## What to do:
Copy each line below in which the string "standard" occurs.

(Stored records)
+ + + + +

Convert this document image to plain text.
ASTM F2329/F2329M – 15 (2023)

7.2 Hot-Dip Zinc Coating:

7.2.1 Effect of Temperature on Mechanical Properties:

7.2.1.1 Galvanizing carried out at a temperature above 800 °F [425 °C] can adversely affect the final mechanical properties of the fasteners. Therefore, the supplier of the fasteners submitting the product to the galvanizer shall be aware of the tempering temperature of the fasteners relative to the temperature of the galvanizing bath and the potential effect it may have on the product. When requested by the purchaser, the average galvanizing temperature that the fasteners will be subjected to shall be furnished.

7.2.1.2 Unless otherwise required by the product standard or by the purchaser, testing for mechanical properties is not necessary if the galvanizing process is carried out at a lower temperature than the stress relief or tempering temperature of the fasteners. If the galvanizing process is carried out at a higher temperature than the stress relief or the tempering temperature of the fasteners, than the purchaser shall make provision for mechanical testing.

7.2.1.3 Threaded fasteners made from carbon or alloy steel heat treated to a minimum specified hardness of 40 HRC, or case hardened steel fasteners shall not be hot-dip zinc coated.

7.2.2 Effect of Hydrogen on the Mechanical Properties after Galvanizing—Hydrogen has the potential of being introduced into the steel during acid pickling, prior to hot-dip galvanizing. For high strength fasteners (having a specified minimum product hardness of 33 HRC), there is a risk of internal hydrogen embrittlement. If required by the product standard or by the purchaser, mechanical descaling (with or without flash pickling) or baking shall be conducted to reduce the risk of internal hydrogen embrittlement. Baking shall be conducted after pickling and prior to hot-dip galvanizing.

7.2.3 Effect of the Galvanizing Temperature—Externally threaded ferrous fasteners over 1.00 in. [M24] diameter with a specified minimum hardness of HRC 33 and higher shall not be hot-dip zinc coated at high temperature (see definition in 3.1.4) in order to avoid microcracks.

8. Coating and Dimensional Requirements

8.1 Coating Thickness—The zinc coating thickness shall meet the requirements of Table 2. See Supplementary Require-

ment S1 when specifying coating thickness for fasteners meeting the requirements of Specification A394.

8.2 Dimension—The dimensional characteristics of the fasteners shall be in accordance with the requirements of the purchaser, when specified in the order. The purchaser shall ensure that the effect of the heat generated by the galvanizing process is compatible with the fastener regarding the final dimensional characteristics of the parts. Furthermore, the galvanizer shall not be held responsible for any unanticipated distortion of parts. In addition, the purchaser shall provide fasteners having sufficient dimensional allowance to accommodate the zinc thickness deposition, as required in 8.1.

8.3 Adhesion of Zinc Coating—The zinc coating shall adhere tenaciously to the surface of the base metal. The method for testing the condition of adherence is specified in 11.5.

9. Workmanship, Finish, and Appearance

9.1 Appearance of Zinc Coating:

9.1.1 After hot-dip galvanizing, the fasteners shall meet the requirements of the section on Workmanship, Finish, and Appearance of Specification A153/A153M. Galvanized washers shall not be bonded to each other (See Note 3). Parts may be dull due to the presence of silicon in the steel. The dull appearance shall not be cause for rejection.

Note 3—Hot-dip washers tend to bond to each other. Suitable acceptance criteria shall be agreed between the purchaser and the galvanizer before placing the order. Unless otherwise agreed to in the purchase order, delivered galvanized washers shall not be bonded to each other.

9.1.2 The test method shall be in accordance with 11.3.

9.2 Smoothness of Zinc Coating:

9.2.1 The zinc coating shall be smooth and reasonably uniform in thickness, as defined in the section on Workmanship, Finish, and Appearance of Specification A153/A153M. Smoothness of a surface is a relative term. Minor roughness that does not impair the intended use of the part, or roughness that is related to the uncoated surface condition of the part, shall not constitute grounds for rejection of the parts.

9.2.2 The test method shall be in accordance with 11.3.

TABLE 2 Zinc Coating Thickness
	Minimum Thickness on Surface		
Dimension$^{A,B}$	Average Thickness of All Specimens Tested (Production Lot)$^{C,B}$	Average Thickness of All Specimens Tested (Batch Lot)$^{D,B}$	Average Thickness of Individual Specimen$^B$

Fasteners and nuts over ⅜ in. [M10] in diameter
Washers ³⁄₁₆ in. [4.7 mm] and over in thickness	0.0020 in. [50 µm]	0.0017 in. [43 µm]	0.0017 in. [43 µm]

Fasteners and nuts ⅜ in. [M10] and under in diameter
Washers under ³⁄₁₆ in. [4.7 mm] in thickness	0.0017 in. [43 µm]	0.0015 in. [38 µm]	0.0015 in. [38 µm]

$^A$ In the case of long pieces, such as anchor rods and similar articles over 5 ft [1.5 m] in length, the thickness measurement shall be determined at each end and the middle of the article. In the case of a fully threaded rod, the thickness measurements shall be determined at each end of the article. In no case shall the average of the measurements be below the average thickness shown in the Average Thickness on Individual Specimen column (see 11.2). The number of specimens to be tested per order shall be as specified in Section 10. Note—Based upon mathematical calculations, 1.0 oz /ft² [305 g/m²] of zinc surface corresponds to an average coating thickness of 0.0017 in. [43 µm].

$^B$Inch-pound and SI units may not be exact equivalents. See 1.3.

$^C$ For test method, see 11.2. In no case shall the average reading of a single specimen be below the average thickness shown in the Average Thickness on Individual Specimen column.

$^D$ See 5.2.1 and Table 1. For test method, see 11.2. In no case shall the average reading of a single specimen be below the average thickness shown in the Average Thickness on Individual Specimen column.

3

+ + + + +

## Answer to the task:
7.2.1.2 Unless otherwise required by the product standard or by the purchaser, testing for mechanical properties is not necessary if the galvanizing process is carried out at a lower temperature than the stress relief or tempering temperature of the fasteners. If the galvanizing process is carried out at a higher temperature than the stress relief or the tempering temperature of the fasteners, than the purchaser shall make provision for mechanical testing.
7.2.2 Effect of Hydrogen on the Mechanical Properties after Galvanizing—Hydrogen has the potential of being introduced into the steel during acid pickling, prior to hot-dip galvanizing. For high strength fasteners (having a specified minimum product hardness of 33 HRC), there is a risk of internal hydrogen embrittlement. If required by the product standard or by the purchaser, mechanical descaling (with or without flash pickling) or baking shall be conducted to reduce the risk of internal hydrogen embrittlement. Baking shall be conducted after pickling and prior to hot-dip galvanizing.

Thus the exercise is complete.